▶ _Aim_: Copy out all lines that hold "title".

Extracted records
+===+

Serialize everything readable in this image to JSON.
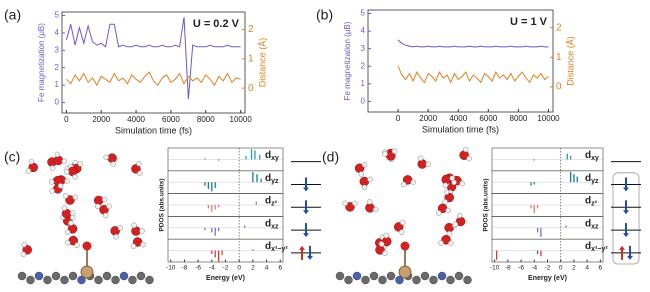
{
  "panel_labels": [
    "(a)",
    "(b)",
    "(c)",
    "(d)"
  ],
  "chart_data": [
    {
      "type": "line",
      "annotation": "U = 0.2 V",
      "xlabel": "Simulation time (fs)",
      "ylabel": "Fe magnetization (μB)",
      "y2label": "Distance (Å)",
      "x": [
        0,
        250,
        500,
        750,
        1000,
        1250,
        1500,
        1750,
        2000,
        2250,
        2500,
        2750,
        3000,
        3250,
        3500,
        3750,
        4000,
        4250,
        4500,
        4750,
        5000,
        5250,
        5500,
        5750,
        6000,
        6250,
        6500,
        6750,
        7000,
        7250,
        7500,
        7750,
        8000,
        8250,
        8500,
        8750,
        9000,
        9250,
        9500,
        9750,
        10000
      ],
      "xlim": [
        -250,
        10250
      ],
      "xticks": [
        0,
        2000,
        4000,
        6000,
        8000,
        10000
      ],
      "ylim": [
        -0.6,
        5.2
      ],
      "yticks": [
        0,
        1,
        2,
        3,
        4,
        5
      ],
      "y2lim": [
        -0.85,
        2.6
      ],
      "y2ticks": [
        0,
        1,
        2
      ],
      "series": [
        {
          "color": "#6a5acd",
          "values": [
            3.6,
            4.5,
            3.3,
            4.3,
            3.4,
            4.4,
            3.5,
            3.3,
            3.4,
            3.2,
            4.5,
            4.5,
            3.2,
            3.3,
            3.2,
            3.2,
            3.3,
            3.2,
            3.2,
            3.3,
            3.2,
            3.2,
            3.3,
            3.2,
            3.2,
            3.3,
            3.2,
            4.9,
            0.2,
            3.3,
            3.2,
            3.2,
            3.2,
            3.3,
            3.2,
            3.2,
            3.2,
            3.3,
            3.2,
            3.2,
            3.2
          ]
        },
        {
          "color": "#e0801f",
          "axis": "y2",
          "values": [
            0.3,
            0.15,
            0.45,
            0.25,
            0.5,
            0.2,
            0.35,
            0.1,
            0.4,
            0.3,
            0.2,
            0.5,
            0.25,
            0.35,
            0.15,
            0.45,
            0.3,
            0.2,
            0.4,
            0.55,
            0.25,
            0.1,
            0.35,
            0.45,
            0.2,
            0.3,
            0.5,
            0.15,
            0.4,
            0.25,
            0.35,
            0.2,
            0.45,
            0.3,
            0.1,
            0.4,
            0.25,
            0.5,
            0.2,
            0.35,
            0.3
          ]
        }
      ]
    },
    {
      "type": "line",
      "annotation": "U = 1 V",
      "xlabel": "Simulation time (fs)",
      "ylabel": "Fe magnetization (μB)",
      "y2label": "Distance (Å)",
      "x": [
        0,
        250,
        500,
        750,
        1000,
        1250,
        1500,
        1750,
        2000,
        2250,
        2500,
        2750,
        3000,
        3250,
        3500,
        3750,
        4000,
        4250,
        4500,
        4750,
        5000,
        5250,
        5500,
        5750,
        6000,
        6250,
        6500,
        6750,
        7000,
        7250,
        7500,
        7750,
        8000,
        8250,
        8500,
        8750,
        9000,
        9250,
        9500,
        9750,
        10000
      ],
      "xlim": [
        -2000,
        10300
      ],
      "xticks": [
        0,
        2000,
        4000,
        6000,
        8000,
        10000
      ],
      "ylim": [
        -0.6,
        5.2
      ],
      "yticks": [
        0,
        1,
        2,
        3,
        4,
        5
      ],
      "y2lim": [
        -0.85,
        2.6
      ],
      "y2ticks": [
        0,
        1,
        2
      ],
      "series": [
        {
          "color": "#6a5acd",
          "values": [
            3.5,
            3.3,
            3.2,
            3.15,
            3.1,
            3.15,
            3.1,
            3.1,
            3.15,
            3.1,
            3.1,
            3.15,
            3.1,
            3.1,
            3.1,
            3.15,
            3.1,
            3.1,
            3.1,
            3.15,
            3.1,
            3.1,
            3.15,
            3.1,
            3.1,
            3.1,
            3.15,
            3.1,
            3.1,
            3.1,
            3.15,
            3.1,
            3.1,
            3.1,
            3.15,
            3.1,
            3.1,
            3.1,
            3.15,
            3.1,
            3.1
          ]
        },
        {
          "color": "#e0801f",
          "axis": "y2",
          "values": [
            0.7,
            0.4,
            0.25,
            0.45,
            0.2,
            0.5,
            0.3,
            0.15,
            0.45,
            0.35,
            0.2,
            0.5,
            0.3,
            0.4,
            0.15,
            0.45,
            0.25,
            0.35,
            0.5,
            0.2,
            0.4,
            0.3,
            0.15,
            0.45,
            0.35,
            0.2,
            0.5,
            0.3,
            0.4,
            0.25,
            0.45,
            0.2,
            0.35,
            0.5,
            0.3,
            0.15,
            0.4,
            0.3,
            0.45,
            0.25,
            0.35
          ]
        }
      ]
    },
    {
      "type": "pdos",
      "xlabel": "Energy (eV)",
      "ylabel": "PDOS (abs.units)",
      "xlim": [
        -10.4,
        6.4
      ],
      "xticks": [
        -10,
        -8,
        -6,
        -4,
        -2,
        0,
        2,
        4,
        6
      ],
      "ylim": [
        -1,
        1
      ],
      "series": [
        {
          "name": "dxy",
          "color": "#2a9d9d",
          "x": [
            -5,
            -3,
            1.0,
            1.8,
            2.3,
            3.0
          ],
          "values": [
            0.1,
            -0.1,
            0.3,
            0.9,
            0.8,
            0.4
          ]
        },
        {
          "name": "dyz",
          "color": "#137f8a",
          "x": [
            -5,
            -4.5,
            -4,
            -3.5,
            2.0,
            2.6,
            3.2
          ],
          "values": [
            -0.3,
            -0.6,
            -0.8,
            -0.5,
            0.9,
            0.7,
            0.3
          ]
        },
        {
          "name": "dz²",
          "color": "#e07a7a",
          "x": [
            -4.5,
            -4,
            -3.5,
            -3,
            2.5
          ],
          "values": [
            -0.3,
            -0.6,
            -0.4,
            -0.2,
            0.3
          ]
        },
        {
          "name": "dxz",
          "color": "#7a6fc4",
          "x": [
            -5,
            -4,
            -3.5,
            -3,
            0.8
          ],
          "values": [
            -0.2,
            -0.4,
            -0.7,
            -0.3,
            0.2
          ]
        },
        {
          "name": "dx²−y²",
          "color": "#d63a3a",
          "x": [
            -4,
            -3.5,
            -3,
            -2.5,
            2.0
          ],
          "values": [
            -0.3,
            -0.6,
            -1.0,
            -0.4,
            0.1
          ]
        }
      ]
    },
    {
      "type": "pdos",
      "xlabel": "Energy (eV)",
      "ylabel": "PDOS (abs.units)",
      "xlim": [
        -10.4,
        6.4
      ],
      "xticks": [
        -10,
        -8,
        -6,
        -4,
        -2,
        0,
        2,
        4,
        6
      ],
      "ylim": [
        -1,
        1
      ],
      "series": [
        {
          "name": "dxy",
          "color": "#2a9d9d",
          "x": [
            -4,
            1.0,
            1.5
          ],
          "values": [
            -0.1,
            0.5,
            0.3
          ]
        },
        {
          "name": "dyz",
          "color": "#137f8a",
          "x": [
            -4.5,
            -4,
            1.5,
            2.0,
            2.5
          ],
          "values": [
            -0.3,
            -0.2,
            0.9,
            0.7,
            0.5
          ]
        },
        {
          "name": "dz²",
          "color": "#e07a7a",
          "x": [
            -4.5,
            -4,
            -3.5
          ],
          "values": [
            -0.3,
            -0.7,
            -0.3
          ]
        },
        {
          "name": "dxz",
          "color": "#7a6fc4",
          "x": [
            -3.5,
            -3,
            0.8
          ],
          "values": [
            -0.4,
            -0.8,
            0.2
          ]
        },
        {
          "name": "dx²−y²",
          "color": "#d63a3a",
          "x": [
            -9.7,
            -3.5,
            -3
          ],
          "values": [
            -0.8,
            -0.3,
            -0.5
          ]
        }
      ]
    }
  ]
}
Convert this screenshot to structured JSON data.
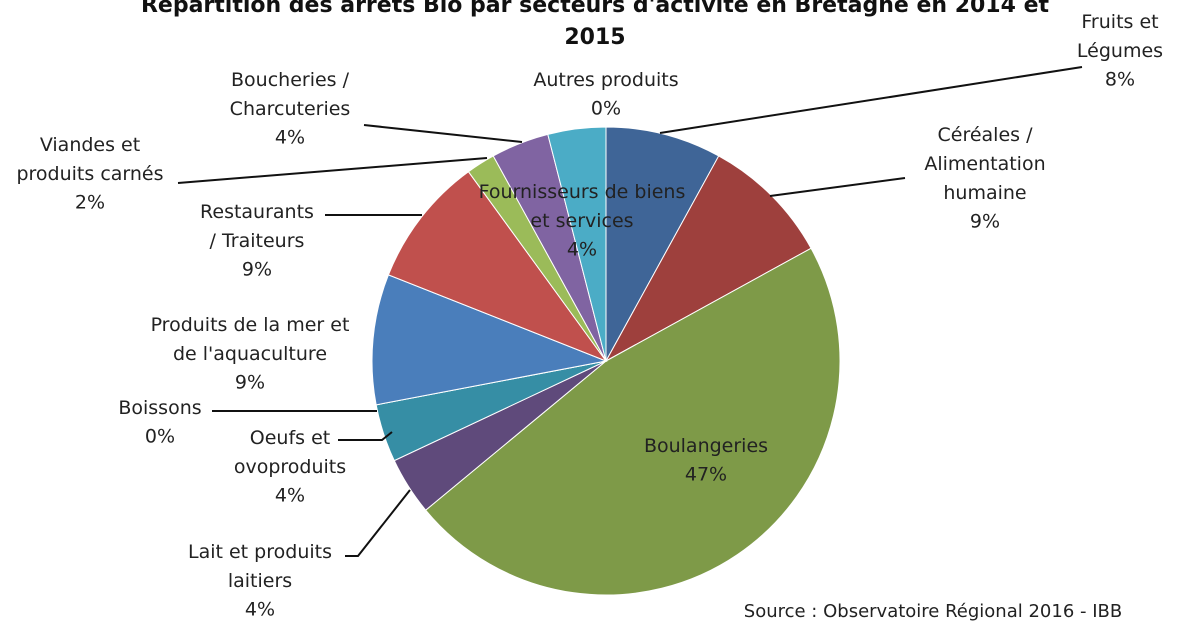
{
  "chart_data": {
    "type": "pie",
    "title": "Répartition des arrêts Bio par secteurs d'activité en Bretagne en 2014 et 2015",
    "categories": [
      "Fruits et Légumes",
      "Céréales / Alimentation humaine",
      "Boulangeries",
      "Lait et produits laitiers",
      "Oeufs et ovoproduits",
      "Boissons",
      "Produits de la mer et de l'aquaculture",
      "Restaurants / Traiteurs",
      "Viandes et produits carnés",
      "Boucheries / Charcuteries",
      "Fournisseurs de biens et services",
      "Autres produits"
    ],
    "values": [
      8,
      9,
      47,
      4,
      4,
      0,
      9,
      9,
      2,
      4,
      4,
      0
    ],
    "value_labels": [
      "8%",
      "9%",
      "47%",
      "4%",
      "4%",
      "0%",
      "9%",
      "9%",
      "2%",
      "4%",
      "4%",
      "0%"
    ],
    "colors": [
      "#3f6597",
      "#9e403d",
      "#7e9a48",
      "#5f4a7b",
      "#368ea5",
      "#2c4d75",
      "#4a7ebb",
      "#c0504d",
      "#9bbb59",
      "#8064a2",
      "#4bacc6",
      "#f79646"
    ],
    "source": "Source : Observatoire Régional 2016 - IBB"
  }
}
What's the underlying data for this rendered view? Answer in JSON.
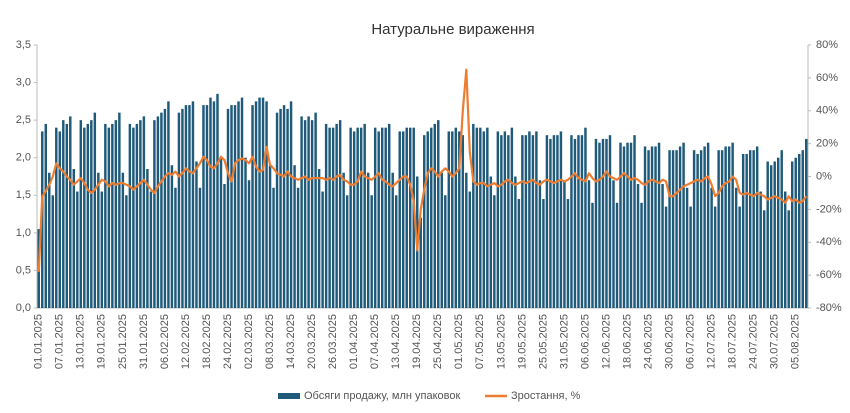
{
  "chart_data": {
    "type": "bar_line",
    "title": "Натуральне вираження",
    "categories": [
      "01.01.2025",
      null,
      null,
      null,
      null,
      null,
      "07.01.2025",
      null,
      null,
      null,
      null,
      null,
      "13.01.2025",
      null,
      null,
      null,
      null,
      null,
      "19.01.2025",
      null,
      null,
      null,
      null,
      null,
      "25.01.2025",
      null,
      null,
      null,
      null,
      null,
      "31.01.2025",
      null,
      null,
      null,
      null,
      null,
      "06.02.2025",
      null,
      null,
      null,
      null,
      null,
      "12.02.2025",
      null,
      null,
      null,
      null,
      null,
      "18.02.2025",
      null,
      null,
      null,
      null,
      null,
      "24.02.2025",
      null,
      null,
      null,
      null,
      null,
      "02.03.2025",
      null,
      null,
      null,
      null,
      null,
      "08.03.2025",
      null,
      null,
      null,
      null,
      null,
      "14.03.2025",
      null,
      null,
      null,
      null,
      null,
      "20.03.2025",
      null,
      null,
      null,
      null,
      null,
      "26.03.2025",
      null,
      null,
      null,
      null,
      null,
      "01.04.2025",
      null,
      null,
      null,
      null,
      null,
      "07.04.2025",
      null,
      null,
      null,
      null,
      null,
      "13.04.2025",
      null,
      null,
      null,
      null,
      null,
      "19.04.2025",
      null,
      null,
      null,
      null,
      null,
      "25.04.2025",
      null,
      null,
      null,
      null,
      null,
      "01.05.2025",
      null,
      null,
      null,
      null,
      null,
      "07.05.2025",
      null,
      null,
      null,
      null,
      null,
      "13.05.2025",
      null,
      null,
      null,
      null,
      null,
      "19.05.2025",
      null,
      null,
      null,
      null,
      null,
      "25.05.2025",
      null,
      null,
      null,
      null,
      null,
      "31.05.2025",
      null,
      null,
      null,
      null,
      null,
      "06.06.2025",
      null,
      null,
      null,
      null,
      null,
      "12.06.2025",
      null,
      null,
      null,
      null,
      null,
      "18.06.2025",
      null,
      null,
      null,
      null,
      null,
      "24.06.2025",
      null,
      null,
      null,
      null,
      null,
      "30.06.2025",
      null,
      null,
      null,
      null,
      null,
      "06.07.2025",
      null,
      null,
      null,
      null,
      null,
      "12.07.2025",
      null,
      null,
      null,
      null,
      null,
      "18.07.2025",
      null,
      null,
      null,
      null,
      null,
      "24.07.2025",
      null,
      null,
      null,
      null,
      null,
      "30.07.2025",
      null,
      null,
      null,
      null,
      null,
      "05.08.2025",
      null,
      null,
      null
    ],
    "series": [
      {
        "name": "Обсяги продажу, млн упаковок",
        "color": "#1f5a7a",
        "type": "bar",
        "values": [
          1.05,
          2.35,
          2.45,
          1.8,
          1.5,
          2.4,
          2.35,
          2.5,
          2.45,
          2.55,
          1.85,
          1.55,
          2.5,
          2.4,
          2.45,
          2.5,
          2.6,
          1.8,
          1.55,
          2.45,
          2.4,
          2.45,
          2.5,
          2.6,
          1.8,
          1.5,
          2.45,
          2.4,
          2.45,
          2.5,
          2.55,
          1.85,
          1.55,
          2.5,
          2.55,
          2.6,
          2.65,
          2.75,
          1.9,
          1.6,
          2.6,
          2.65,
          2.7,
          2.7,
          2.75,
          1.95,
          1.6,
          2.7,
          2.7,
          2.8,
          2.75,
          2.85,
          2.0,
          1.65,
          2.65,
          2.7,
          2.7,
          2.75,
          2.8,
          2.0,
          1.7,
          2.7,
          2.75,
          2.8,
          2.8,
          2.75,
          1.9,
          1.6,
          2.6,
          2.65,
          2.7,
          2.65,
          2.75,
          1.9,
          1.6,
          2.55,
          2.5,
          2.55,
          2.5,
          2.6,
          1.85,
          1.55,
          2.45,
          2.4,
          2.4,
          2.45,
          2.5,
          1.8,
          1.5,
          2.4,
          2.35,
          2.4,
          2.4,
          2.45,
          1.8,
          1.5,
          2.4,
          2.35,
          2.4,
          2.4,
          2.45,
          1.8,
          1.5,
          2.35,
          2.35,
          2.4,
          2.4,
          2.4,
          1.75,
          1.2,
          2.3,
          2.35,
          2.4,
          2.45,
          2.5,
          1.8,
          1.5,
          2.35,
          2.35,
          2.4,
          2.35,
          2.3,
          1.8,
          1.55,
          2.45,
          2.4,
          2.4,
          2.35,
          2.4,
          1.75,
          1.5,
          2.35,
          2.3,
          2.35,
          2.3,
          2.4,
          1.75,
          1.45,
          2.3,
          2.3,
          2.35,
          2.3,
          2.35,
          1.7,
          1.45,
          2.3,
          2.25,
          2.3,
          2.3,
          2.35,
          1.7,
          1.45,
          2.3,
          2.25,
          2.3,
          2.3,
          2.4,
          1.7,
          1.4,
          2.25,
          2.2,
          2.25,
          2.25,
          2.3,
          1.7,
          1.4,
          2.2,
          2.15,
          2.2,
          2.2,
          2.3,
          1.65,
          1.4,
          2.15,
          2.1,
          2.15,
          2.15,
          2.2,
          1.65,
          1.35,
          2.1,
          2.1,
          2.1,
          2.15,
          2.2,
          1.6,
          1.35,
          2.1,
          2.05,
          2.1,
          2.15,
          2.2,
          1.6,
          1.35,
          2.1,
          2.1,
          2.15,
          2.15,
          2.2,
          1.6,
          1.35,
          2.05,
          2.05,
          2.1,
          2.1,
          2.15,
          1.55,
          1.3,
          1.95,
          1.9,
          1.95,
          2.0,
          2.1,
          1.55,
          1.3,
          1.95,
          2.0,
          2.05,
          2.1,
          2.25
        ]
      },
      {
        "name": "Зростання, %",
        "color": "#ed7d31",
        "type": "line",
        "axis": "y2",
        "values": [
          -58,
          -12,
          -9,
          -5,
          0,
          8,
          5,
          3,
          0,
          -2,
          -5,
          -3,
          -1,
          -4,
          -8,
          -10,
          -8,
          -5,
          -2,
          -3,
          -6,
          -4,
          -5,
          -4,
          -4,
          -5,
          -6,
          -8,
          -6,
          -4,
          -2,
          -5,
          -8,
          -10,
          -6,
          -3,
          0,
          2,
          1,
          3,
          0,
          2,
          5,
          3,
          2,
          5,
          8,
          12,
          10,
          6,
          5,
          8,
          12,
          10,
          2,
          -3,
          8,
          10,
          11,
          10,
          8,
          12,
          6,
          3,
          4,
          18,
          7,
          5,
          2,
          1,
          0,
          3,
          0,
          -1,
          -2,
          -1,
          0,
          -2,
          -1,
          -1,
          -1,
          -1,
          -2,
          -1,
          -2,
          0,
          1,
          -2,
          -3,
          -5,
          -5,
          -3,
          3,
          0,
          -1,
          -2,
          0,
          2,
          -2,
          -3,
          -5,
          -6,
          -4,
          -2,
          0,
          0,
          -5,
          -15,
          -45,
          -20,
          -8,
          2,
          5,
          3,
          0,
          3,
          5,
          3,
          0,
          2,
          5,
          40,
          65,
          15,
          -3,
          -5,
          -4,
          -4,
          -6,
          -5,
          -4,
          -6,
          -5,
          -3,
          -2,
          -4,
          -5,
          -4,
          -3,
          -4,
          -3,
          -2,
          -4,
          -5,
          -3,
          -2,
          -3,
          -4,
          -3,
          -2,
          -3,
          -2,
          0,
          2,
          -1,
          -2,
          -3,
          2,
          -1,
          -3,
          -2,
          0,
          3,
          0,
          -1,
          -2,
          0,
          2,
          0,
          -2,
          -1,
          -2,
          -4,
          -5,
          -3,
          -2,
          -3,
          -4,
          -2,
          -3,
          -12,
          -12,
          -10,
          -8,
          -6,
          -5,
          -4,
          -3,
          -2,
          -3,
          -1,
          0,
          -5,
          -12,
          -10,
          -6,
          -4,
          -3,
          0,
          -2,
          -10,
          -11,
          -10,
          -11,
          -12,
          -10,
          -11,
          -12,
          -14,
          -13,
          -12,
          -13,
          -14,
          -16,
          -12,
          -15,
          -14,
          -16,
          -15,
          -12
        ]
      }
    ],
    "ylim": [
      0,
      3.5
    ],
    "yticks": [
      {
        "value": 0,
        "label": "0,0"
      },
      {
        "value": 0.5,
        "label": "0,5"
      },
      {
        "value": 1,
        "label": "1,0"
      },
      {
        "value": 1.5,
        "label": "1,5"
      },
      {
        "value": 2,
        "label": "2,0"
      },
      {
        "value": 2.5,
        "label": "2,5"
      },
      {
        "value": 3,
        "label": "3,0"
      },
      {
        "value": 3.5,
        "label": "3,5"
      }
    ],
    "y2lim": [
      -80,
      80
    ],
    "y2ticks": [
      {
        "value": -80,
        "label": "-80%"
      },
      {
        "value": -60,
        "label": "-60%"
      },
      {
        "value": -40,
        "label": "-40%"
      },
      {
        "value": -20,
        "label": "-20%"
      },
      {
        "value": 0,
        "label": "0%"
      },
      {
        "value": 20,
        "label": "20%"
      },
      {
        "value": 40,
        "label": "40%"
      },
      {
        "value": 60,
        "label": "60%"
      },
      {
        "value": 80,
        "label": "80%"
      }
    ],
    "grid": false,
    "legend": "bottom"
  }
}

+===+

▶ _The response_:
    "title": "Répartition des arrêts Bio par secteurs d'activité en Bretagne en 2014 et 2015",
    "title": "Натуральне вираження",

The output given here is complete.